Written request →
Quote the lines below word for word, from the line with "annotation-snr-mf: SNRMF=[4.2] (525, 105, 651, 133)" to the line with "legend-box (320, 650, 498, 725)", including both of those lines.
--- START OF Data supplied ---
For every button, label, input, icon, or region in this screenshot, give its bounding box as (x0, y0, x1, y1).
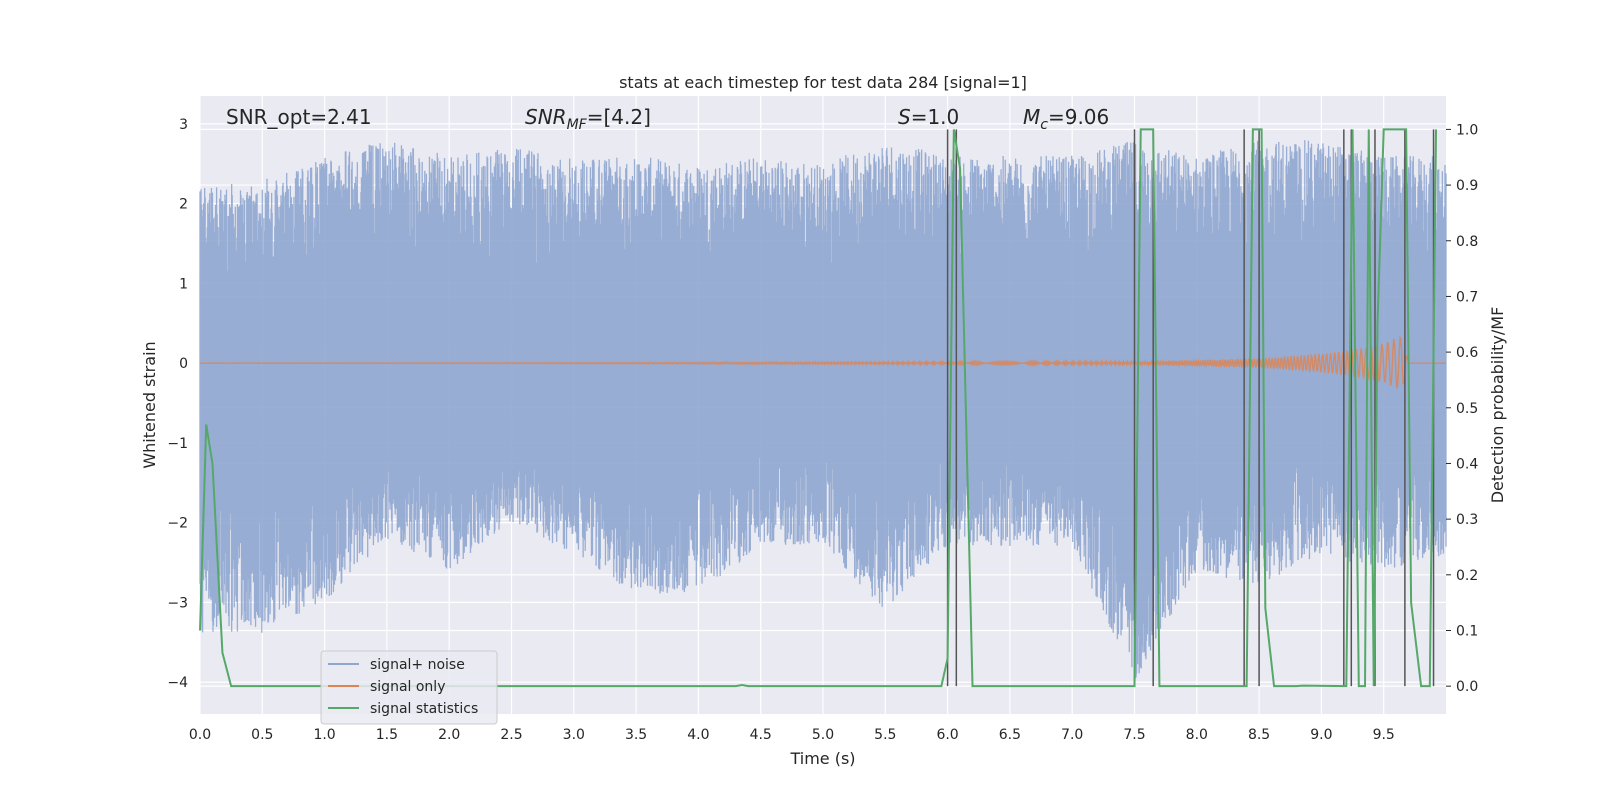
annotation-snr-mf: SNRMF=[4.2] (525, 105, 651, 133)
x-tick-label: 3.5 (625, 727, 647, 743)
x-tick-label: 0.0 (189, 727, 211, 743)
y-right-tick-label: 0.3 (1456, 512, 1478, 528)
y-tick-label: −4 (167, 675, 188, 691)
y-right-tick-label: 0.8 (1456, 234, 1478, 250)
legend-box (320, 650, 498, 725)
y-tick-label: 2 (179, 197, 188, 213)
signal-statistics-line (199, 128, 1438, 688)
y-axis-label: Whitened strain (140, 341, 159, 468)
y-right-tick-label: 0.4 (1456, 456, 1478, 472)
signal-only-line (199, 335, 1446, 389)
x-ticks: 0.0 0.5 1.0 1.5 2.0 2.5 3.0 3.5 4.0 4.5 5.0 5.5 6.0 6… (189, 727, 1395, 743)
x-tick-label: 9.0 (1310, 727, 1332, 743)
x-tick-label: 8.5 (1248, 727, 1270, 743)
snr-mf-subscript: MF (567, 117, 588, 133)
y-tick-label: −2 (167, 516, 188, 532)
s-value: =1.0 (911, 105, 960, 129)
y-tick-label: −3 (167, 595, 188, 611)
x-axis-label: Time (s) (789, 749, 855, 768)
y-right-tick-label: 0.6 (1456, 345, 1478, 361)
y-right-tick-label: 0.5 (1456, 401, 1478, 417)
y-ticks-right: 1.0 0.9 0.8 0.7 0.6 0.5 0.4 0.3 0.2 0.1 0.0 (1446, 122, 1478, 695)
x-tick-label: 1.5 (376, 727, 398, 743)
y-right-tick-label: 1.0 (1456, 122, 1478, 138)
mc-subscript: c (1040, 117, 1048, 133)
snr-mf-value: =[4.2] (587, 105, 651, 129)
signal-noise-line (199, 140, 1447, 678)
y-right-tick-label: 0.7 (1456, 289, 1478, 305)
legend-label-noise: signal+ noise (370, 657, 465, 673)
y-tick-label: 0 (179, 356, 188, 372)
x-tick-label: 1.0 (313, 727, 335, 743)
y-right-tick-label: 0.1 (1456, 623, 1478, 639)
snr-mf-symbol: SNR (525, 105, 567, 129)
legend-label-signal-only: signal only (370, 679, 445, 695)
x-tick-label: 5.0 (812, 727, 834, 743)
x-tick-label: 4.0 (687, 727, 709, 743)
legend: signal+ noise signal only signal statist… (320, 650, 498, 725)
x-tick-label: 7.5 (1123, 727, 1145, 743)
mc-symbol: M (1023, 105, 1040, 129)
y-ticks-left: 3 2 1 0 −1 −2 −3 −4 (167, 117, 188, 691)
signal-statistics-series (199, 128, 1438, 688)
x-tick-label: 4.5 (750, 727, 772, 743)
x-tick-label: 9.5 (1373, 727, 1395, 743)
x-tick-label: 6.5 (999, 727, 1021, 743)
y-right-tick-label: 0.2 (1456, 568, 1478, 584)
x-tick-label: 0.5 (251, 727, 273, 743)
x-tick-label: 2.5 (500, 727, 522, 743)
annotation-snr-opt: SNR_opt=2.41 (226, 105, 372, 129)
mc-value: =9.06 (1048, 105, 1109, 129)
s-symbol: S (898, 105, 911, 129)
x-tick-label: 7.0 (1061, 727, 1083, 743)
legend-label-statistics: signal statistics (370, 701, 478, 717)
y-tick-label: −1 (167, 436, 188, 452)
y-right-tick-label: 0.0 (1456, 679, 1478, 695)
signal-noise-series (199, 140, 1447, 678)
x-tick-label: 8.0 (1186, 727, 1208, 743)
annotation-s: S=1.0 (898, 105, 959, 129)
y-tick-label: 3 (179, 117, 188, 133)
y-tick-label: 1 (179, 276, 188, 292)
annotation-mc: Mc=9.06 (1023, 105, 1109, 133)
signal-only-series (199, 335, 1446, 389)
x-tick-label: 3.0 (563, 727, 585, 743)
x-tick-label: 6.0 (936, 727, 958, 743)
x-tick-label: 2.0 (438, 727, 460, 743)
chart-title: stats at each timestep for test data 284… (619, 73, 1027, 92)
x-tick-label: 5.5 (874, 727, 896, 743)
y-axis-label-right: Detection probability/MF (1488, 307, 1507, 504)
y-right-tick-label: 0.9 (1456, 178, 1478, 194)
--- END OF Data supplied ---
Problem solution →
annotation-snr-mf: SNRMF=[4.2] (525, 105, 651, 133)
x-tick-label: 3.5 (625, 727, 647, 743)
x-tick-label: 0.0 (189, 727, 211, 743)
y-right-tick-label: 0.3 (1456, 512, 1478, 528)
y-tick-label: −4 (167, 675, 188, 691)
y-right-tick-label: 0.8 (1456, 234, 1478, 250)
legend-box (320, 650, 498, 725)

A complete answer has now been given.